┌──

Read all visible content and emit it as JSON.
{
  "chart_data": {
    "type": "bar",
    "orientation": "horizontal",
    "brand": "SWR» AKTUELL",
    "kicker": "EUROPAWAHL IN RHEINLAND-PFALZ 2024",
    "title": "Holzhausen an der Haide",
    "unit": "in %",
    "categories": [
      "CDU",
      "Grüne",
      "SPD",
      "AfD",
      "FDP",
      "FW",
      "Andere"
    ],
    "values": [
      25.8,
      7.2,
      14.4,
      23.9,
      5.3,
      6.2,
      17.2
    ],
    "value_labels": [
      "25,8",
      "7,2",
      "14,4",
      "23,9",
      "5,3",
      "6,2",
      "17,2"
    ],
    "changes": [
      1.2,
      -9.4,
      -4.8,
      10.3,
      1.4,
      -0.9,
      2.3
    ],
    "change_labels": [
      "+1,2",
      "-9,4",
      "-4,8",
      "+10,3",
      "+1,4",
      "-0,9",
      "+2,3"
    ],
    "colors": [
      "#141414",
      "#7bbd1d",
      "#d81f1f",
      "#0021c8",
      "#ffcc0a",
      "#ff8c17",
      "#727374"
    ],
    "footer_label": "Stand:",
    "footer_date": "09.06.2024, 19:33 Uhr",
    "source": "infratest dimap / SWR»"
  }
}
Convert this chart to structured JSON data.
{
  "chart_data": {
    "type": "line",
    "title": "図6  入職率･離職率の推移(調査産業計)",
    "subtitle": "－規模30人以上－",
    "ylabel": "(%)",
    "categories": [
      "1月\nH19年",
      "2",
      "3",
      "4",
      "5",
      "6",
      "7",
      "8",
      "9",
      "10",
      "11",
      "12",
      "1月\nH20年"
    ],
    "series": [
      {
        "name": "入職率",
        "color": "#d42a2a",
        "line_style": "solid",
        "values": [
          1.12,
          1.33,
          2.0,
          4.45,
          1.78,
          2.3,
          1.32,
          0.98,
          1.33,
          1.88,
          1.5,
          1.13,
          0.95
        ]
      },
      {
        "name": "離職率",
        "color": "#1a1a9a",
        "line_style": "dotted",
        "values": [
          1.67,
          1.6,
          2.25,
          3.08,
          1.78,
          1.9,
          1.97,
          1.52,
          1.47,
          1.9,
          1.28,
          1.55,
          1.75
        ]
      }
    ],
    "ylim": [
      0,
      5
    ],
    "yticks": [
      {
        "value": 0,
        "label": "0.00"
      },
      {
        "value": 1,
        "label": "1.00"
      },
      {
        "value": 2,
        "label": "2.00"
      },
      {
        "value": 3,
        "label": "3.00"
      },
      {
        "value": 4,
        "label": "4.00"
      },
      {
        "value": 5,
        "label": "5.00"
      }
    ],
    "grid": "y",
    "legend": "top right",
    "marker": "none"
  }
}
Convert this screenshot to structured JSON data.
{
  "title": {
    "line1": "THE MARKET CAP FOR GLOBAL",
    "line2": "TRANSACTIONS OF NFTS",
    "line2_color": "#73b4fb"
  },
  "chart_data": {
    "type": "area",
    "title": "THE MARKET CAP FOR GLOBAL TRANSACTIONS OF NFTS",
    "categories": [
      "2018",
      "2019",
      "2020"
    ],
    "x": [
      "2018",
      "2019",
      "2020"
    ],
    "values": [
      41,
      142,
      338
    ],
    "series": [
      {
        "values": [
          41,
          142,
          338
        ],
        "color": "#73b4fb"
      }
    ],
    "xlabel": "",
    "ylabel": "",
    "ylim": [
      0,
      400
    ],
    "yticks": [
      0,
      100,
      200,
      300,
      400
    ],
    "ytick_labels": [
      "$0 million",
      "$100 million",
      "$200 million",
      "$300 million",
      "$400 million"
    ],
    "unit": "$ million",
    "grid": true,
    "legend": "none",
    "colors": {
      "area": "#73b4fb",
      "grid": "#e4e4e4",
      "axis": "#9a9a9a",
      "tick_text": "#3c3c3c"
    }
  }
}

└──

### Aim of the exercise
Write out every entry above, word for word.

### Exercise answer
Read all visible content and emit it as JSON.
{
  "chart_data": {
    "type": "bar",
    "orientation": "horizontal",
    "brand": "SWR» AKTUELL",
    "kicker": "EUROPAWAHL IN RHEINLAND-PFALZ 2024",
    "title": "Holzhausen an der Haide",
    "unit": "in %",
    "categories": [
      "CDU",
      "Grüne",
      "SPD",
      "AfD",
      "FDP",
      "FW",
      "Andere"
    ],
    "values": [
      25.8,
      7.2,
      14.4,
      23.9,
      5.3,
      6.2,
      17.2
    ],
    "value_labels": [
      "25,8",
      "7,2",
      "14,4",
      "23,9",
      "5,3",
      "6,2",
      "17,2"
    ],
    "changes": [
      1.2,
      -9.4,
      -4.8,
      10.3,
      1.4,
      -0.9,
      2.3
    ],
    "change_labels": [
      "+1,2",
      "-9,4",
      "-4,8",
      "+10,3",
      "+1,4",
      "-0,9",
      "+2,3"
    ],
    "colors": [
      "#141414",
      "#7bbd1d",
      "#d81f1f",
      "#0021c8",
      "#ffcc0a",
      "#ff8c17",
      "#727374"
    ],
    "footer_label": "Stand:",
    "footer_date": "09.06.2024, 19:33 Uhr",
    "source": "infratest dimap / SWR»"
  }
}
Convert this chart to structured JSON data.
{
  "chart_data": {
    "type": "line",
    "title": "図6  入職率･離職率の推移(調査産業計)",
    "subtitle": "－規模30人以上－",
    "ylabel": "(%)",
    "categories": [
      "1月\nH19年",
      "2",
      "3",
      "4",
      "5",
      "6",
      "7",
      "8",
      "9",
      "10",
      "11",
      "12",
      "1月\nH20年"
    ],
    "series": [
      {
        "name": "入職率",
        "color": "#d42a2a",
        "line_style": "solid",
        "values": [
          1.12,
          1.33,
          2.0,
          4.45,
          1.78,
          2.3,
          1.32,
          0.98,
          1.33,
          1.88,
          1.5,
          1.13,
          0.95
        ]
      },
      {
        "name": "離職率",
        "color": "#1a1a9a",
        "line_style": "dotted",
        "values": [
          1.67,
          1.6,
          2.25,
          3.08,
          1.78,
          1.9,
          1.97,
          1.52,
          1.47,
          1.9,
          1.28,
          1.55,
          1.75
        ]
      }
    ],
    "ylim": [
      0,
      5
    ],
    "yticks": [
      {
        "value": 0,
        "label": "0.00"
      },
      {
        "value": 1,
        "label": "1.00"
      },
      {
        "value": 2,
        "label": "2.00"
      },
      {
        "value": 3,
        "label": "3.00"
      },
      {
        "value": 4,
        "label": "4.00"
      },
      {
        "value": 5,
        "label": "5.00"
      }
    ],
    "grid": "y",
    "legend": "top right",
    "marker": "none"
  }
}
Convert this screenshot to structured JSON data.
{
  "title": {
    "line1": "THE MARKET CAP FOR GLOBAL",
    "line2": "TRANSACTIONS OF NFTS",
    "line2_color": "#73b4fb"
  },
  "chart_data": {
    "type": "area",
    "title": "THE MARKET CAP FOR GLOBAL TRANSACTIONS OF NFTS",
    "categories": [
      "2018",
      "2019",
      "2020"
    ],
    "x": [
      "2018",
      "2019",
      "2020"
    ],
    "values": [
      41,
      142,
      338
    ],
    "series": [
      {
        "values": [
          41,
          142,
          338
        ],
        "color": "#73b4fb"
      }
    ],
    "xlabel": "",
    "ylabel": "",
    "ylim": [
      0,
      400
    ],
    "yticks": [
      0,
      100,
      200,
      300,
      400
    ],
    "ytick_labels": [
      "$0 million",
      "$100 million",
      "$200 million",
      "$300 million",
      "$400 million"
    ],
    "unit": "$ million",
    "grid": true,
    "legend": "none",
    "colors": {
      "area": "#73b4fb",
      "grid": "#e4e4e4",
      "axis": "#9a9a9a",
      "tick_text": "#3c3c3c"
    }
  }
}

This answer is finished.